— START OF Entries provided —

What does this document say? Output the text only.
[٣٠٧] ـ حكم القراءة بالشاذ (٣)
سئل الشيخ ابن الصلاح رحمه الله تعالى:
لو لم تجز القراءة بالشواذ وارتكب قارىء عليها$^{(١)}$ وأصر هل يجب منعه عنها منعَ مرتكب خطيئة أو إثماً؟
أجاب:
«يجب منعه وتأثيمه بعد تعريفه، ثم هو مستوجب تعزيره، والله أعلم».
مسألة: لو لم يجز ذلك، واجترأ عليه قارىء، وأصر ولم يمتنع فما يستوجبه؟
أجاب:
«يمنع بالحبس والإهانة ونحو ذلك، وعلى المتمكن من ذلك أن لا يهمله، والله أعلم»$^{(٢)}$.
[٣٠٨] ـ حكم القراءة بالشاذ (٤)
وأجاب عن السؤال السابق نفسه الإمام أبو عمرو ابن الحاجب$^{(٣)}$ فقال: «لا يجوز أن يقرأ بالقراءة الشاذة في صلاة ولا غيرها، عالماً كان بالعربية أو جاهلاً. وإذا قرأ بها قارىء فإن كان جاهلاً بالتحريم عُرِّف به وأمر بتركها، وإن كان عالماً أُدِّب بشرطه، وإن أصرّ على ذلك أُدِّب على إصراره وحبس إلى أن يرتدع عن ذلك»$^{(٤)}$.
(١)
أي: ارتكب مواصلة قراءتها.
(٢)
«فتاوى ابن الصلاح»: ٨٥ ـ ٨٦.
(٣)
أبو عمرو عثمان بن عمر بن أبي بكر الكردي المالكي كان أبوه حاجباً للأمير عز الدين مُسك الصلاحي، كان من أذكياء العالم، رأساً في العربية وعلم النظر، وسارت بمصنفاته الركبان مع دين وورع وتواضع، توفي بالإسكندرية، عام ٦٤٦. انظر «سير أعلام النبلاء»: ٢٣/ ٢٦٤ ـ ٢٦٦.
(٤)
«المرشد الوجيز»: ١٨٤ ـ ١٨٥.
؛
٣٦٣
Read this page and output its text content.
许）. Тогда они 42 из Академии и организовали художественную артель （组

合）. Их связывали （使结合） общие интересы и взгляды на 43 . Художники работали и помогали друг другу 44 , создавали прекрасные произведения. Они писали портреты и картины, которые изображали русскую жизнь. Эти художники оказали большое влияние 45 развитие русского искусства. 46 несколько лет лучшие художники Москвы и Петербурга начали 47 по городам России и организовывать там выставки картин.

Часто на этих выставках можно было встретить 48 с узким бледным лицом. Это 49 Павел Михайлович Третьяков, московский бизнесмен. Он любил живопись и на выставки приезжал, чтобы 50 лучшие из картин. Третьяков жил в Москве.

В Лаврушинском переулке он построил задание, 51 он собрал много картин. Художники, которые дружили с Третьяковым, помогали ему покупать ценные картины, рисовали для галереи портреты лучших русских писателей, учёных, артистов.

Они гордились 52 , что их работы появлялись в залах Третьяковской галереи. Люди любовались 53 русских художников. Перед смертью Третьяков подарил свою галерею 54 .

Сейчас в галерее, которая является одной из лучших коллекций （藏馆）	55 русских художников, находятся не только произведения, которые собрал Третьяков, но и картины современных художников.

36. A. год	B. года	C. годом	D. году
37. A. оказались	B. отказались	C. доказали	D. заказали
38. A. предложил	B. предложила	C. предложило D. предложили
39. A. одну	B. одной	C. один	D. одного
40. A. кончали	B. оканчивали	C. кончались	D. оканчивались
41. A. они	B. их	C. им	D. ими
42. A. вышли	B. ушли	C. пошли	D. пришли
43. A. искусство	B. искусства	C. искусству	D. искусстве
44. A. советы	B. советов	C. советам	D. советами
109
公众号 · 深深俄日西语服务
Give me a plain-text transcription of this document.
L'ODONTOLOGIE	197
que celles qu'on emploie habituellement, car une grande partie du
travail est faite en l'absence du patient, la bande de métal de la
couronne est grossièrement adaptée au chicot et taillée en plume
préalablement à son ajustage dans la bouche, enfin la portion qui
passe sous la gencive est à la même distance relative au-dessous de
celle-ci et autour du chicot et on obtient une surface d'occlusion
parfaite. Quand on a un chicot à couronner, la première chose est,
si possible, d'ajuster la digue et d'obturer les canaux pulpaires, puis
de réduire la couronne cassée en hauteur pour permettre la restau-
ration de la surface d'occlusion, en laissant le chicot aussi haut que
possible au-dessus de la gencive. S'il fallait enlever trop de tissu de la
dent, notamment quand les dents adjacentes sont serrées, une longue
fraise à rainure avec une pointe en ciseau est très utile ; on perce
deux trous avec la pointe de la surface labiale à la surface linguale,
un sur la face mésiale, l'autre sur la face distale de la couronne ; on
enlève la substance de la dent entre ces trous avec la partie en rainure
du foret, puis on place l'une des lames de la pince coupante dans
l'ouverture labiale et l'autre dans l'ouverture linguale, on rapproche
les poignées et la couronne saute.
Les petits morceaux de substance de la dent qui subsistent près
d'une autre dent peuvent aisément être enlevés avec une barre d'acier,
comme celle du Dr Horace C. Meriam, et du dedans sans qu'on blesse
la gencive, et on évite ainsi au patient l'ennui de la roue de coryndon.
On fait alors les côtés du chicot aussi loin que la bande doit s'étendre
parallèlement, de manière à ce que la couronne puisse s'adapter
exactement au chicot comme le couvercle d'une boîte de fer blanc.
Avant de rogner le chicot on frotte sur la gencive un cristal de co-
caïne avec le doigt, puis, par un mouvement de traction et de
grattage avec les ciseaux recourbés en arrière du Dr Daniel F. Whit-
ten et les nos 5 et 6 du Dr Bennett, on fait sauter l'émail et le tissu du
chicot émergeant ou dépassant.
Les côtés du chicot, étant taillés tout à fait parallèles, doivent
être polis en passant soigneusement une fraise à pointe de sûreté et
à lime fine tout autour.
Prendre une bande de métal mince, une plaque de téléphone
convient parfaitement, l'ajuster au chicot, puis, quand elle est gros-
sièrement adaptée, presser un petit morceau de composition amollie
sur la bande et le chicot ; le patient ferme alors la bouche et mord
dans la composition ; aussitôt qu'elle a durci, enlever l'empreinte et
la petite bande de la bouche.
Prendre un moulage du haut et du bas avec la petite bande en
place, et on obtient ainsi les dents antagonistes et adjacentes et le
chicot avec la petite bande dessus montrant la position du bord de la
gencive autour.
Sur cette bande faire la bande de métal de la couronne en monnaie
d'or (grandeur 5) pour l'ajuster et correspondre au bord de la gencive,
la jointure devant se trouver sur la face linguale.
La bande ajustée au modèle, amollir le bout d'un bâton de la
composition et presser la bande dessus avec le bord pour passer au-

— END OF Entries provided —

_What you are asked to do_
Copy every record exactly, with nothing added or dropped.

_Final answer_
What does this document say? Output the text only.
[٣٠٧] ـ حكم القراءة بالشاذ (٣)
سئل الشيخ ابن الصلاح رحمه الله تعالى:
لو لم تجز القراءة بالشواذ وارتكب قارىء عليها$^{(١)}$ وأصر هل يجب منعه عنها منعَ مرتكب خطيئة أو إثماً؟
أجاب:
«يجب منعه وتأثيمه بعد تعريفه، ثم هو مستوجب تعزيره، والله أعلم».
مسألة: لو لم يجز ذلك، واجترأ عليه قارىء، وأصر ولم يمتنع فما يستوجبه؟
أجاب:
«يمنع بالحبس والإهانة ونحو ذلك، وعلى المتمكن من ذلك أن لا يهمله، والله أعلم»$^{(٢)}$.
[٣٠٨] ـ حكم القراءة بالشاذ (٤)
وأجاب عن السؤال السابق نفسه الإمام أبو عمرو ابن الحاجب$^{(٣)}$ فقال: «لا يجوز أن يقرأ بالقراءة الشاذة في صلاة ولا غيرها، عالماً كان بالعربية أو جاهلاً. وإذا قرأ بها قارىء فإن كان جاهلاً بالتحريم عُرِّف به وأمر بتركها، وإن كان عالماً أُدِّب بشرطه، وإن أصرّ على ذلك أُدِّب على إصراره وحبس إلى أن يرتدع عن ذلك»$^{(٤)}$.
(١)
أي: ارتكب مواصلة قراءتها.
(٢)
«فتاوى ابن الصلاح»: ٨٥ ـ ٨٦.
(٣)
أبو عمرو عثمان بن عمر بن أبي بكر الكردي المالكي كان أبوه حاجباً للأمير عز الدين مُسك الصلاحي، كان من أذكياء العالم، رأساً في العربية وعلم النظر، وسارت بمصنفاته الركبان مع دين وورع وتواضع، توفي بالإسكندرية، عام ٦٤٦. انظر «سير أعلام النبلاء»: ٢٣/ ٢٦٤ ـ ٢٦٦.
(٤)
«المرشد الوجيز»: ١٨٤ ـ ١٨٥.
؛
٣٦٣
Read this page and output its text content.
许）. Тогда они 42 из Академии и организовали художественную артель （组

合）. Их связывали （使结合） общие интересы и взгляды на 43 . Художники работали и помогали друг другу 44 , создавали прекрасные произведения. Они писали портреты и картины, которые изображали русскую жизнь. Эти художники оказали большое влияние 45 развитие русского искусства. 46 несколько лет лучшие художники Москвы и Петербурга начали 47 по городам России и организовывать там выставки картин.

Часто на этих выставках можно было встретить 48 с узким бледным лицом. Это 49 Павел Михайлович Третьяков, московский бизнесмен. Он любил живопись и на выставки приезжал, чтобы 50 лучшие из картин. Третьяков жил в Москве.

В Лаврушинском переулке он построил задание, 51 он собрал много картин. Художники, которые дружили с Третьяковым, помогали ему покупать ценные картины, рисовали для галереи портреты лучших русских писателей, учёных, артистов.

Они гордились 52 , что их работы появлялись в залах Третьяковской галереи. Люди любовались 53 русских художников. Перед смертью Третьяков подарил свою галерею 54 .

Сейчас в галерее, которая является одной из лучших коллекций （藏馆）	55 русских художников, находятся не только произведения, которые собрал Третьяков, но и картины современных художников.

36. A. год	B. года	C. годом	D. году
37. A. оказались	B. отказались	C. доказали	D. заказали
38. A. предложил	B. предложила	C. предложило D. предложили
39. A. одну	B. одной	C. один	D. одного
40. A. кончали	B. оканчивали	C. кончались	D. оканчивались
41. A. они	B. их	C. им	D. ими
42. A. вышли	B. ушли	C. пошли	D. пришли
43. A. искусство	B. искусства	C. искусству	D. искусстве
44. A. советы	B. советов	C. советам	D. советами
109
公众号 · 深深俄日西语服务
Give me a plain-text transcription of this document.
L'ODONTOLOGIE	197
que celles qu'on emploie habituellement, car une grande partie du
travail est faite en l'absence du patient, la bande de métal de la
couronne est grossièrement adaptée au chicot et taillée en plume
préalablement à son ajustage dans la bouche, enfin la portion qui
passe sous la gencive est à la même distance relative au-dessous de
celle-ci et autour du chicot et on obtient une surface d'occlusion
parfaite. Quand on a un chicot à couronner, la première chose est,
si possible, d'ajuster la digue et d'obturer les canaux pulpaires, puis
de réduire la couronne cassée en hauteur pour permettre la restau-
ration de la surface d'occlusion, en laissant le chicot aussi haut que
possible au-dessus de la gencive. S'il fallait enlever trop de tissu de la
dent, notamment quand les dents adjacentes sont serrées, une longue
fraise à rainure avec une pointe en ciseau est très utile ; on perce
deux trous avec la pointe de la surface labiale à la surface linguale,
un sur la face mésiale, l'autre sur la face distale de la couronne ; on
enlève la substance de la dent entre ces trous avec la partie en rainure
du foret, puis on place l'une des lames de la pince coupante dans
l'ouverture labiale et l'autre dans l'ouverture linguale, on rapproche
les poignées et la couronne saute.
Les petits morceaux de substance de la dent qui subsistent près
d'une autre dent peuvent aisément être enlevés avec une barre d'acier,
comme celle du Dr Horace C. Meriam, et du dedans sans qu'on blesse
la gencive, et on évite ainsi au patient l'ennui de la roue de coryndon.
On fait alors les côtés du chicot aussi loin que la bande doit s'étendre
parallèlement, de manière à ce que la couronne puisse s'adapter
exactement au chicot comme le couvercle d'une boîte de fer blanc.
Avant de rogner le chicot on frotte sur la gencive un cristal de co-
caïne avec le doigt, puis, par un mouvement de traction et de
grattage avec les ciseaux recourbés en arrière du Dr Daniel F. Whit-
ten et les nos 5 et 6 du Dr Bennett, on fait sauter l'émail et le tissu du
chicot émergeant ou dépassant.
Les côtés du chicot, étant taillés tout à fait parallèles, doivent
être polis en passant soigneusement une fraise à pointe de sûreté et
à lime fine tout autour.
Prendre une bande de métal mince, une plaque de téléphone
convient parfaitement, l'ajuster au chicot, puis, quand elle est gros-
sièrement adaptée, presser un petit morceau de composition amollie
sur la bande et le chicot ; le patient ferme alors la bouche et mord
dans la composition ; aussitôt qu'elle a durci, enlever l'empreinte et
la petite bande de la bouche.
Prendre un moulage du haut et du bas avec la petite bande en
place, et on obtient ainsi les dents antagonistes et adjacentes et le
chicot avec la petite bande dessus montrant la position du bord de la
gencive autour.
Sur cette bande faire la bande de métal de la couronne en monnaie
d'or (grandeur 5) pour l'ajuster et correspondre au bord de la gencive,
la jointure devant se trouver sur la face linguale.
La bande ajustée au modèle, amollir le bout d'un bâton de la
composition et presser la bande dessus avec le bord pour passer au-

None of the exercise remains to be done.